## START Raw data
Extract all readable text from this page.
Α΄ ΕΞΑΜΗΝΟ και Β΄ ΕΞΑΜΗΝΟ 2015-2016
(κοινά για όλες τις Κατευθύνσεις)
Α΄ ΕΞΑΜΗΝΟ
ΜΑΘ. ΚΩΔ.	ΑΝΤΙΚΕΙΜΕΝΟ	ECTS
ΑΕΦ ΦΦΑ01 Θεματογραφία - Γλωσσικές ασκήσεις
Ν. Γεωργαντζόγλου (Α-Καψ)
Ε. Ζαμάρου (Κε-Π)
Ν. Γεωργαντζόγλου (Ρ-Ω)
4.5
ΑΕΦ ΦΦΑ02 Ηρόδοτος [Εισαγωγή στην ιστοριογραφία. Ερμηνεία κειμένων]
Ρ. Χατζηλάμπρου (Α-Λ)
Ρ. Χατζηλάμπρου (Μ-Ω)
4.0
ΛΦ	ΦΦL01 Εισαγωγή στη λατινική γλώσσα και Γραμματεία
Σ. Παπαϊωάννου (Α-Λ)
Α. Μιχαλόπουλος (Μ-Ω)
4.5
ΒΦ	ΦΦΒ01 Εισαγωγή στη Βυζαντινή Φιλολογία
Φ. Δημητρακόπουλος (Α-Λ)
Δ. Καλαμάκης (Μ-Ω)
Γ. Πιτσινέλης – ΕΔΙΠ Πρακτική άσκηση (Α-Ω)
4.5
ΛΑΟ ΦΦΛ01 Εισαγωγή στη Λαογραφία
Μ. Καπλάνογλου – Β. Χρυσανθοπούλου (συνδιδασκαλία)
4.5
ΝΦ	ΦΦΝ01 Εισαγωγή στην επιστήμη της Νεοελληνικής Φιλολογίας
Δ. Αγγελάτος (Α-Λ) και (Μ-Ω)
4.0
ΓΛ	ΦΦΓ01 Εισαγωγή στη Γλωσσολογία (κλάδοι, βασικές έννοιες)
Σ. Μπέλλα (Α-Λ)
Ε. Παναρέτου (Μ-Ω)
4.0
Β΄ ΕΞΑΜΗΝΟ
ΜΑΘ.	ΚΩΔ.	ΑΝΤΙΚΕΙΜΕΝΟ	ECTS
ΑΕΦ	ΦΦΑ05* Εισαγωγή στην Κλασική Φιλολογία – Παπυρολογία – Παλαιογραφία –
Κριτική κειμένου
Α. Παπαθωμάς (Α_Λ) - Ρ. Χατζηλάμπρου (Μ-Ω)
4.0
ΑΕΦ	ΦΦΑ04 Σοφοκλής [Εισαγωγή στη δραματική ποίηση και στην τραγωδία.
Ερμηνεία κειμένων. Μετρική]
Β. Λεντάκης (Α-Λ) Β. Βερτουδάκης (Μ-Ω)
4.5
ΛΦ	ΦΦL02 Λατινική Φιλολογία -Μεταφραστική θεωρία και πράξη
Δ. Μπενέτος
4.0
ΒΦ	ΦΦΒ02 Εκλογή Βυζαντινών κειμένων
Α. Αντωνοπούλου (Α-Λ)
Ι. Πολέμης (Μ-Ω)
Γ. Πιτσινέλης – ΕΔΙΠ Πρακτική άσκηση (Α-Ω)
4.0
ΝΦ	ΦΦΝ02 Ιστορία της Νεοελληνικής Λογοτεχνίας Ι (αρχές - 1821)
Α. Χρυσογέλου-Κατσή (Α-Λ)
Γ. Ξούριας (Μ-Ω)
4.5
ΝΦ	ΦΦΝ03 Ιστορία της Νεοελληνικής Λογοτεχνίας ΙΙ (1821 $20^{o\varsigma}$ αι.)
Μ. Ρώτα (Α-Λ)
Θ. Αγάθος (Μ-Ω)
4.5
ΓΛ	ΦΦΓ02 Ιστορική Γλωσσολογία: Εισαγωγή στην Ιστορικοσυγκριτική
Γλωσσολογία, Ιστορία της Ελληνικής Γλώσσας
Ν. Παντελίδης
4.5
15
## END Raw data
:: Direction ::
Write out the entries above word for word.

:: Exercise result ::
Extract all readable text from this page.
Α΄ ΕΞΑΜΗΝΟ και Β΄ ΕΞΑΜΗΝΟ 2015-2016
(κοινά για όλες τις Κατευθύνσεις)
Α΄ ΕΞΑΜΗΝΟ
ΜΑΘ. ΚΩΔ.	ΑΝΤΙΚΕΙΜΕΝΟ	ECTS
ΑΕΦ ΦΦΑ01 Θεματογραφία - Γλωσσικές ασκήσεις
Ν. Γεωργαντζόγλου (Α-Καψ)
Ε. Ζαμάρου (Κε-Π)
Ν. Γεωργαντζόγλου (Ρ-Ω)
4.5
ΑΕΦ ΦΦΑ02 Ηρόδοτος [Εισαγωγή στην ιστοριογραφία. Ερμηνεία κειμένων]
Ρ. Χατζηλάμπρου (Α-Λ)
Ρ. Χατζηλάμπρου (Μ-Ω)
4.0
ΛΦ	ΦΦL01 Εισαγωγή στη λατινική γλώσσα και Γραμματεία
Σ. Παπαϊωάννου (Α-Λ)
Α. Μιχαλόπουλος (Μ-Ω)
4.5
ΒΦ	ΦΦΒ01 Εισαγωγή στη Βυζαντινή Φιλολογία
Φ. Δημητρακόπουλος (Α-Λ)
Δ. Καλαμάκης (Μ-Ω)
Γ. Πιτσινέλης – ΕΔΙΠ Πρακτική άσκηση (Α-Ω)
4.5
ΛΑΟ ΦΦΛ01 Εισαγωγή στη Λαογραφία
Μ. Καπλάνογλου – Β. Χρυσανθοπούλου (συνδιδασκαλία)
4.5
ΝΦ	ΦΦΝ01 Εισαγωγή στην επιστήμη της Νεοελληνικής Φιλολογίας
Δ. Αγγελάτος (Α-Λ) και (Μ-Ω)
4.0
ΓΛ	ΦΦΓ01 Εισαγωγή στη Γλωσσολογία (κλάδοι, βασικές έννοιες)
Σ. Μπέλλα (Α-Λ)
Ε. Παναρέτου (Μ-Ω)
4.0
Β΄ ΕΞΑΜΗΝΟ
ΜΑΘ.	ΚΩΔ.	ΑΝΤΙΚΕΙΜΕΝΟ	ECTS
ΑΕΦ	ΦΦΑ05* Εισαγωγή στην Κλασική Φιλολογία – Παπυρολογία – Παλαιογραφία –
Κριτική κειμένου
Α. Παπαθωμάς (Α_Λ) - Ρ. Χατζηλάμπρου (Μ-Ω)
4.0
ΑΕΦ	ΦΦΑ04 Σοφοκλής [Εισαγωγή στη δραματική ποίηση και στην τραγωδία.
Ερμηνεία κειμένων. Μετρική]
Β. Λεντάκης (Α-Λ) Β. Βερτουδάκης (Μ-Ω)
4.5
ΛΦ	ΦΦL02 Λατινική Φιλολογία -Μεταφραστική θεωρία και πράξη
Δ. Μπενέτος
4.0
ΒΦ	ΦΦΒ02 Εκλογή Βυζαντινών κειμένων
Α. Αντωνοπούλου (Α-Λ)
Ι. Πολέμης (Μ-Ω)
Γ. Πιτσινέλης – ΕΔΙΠ Πρακτική άσκηση (Α-Ω)
4.0
ΝΦ	ΦΦΝ02 Ιστορία της Νεοελληνικής Λογοτεχνίας Ι (αρχές - 1821)
Α. Χρυσογέλου-Κατσή (Α-Λ)
Γ. Ξούριας (Μ-Ω)
4.5
ΝΦ	ΦΦΝ03 Ιστορία της Νεοελληνικής Λογοτεχνίας ΙΙ (1821 $20^{o\varsigma}$ αι.)
Μ. Ρώτα (Α-Λ)
Θ. Αγάθος (Μ-Ω)
4.5
ΓΛ	ΦΦΓ02 Ιστορική Γλωσσολογία: Εισαγωγή στην Ιστορικοσυγκριτική
Γλωσσολογία, Ιστορία της Ελληνικής Γλώσσας
Ν. Παντελίδης
4.5
15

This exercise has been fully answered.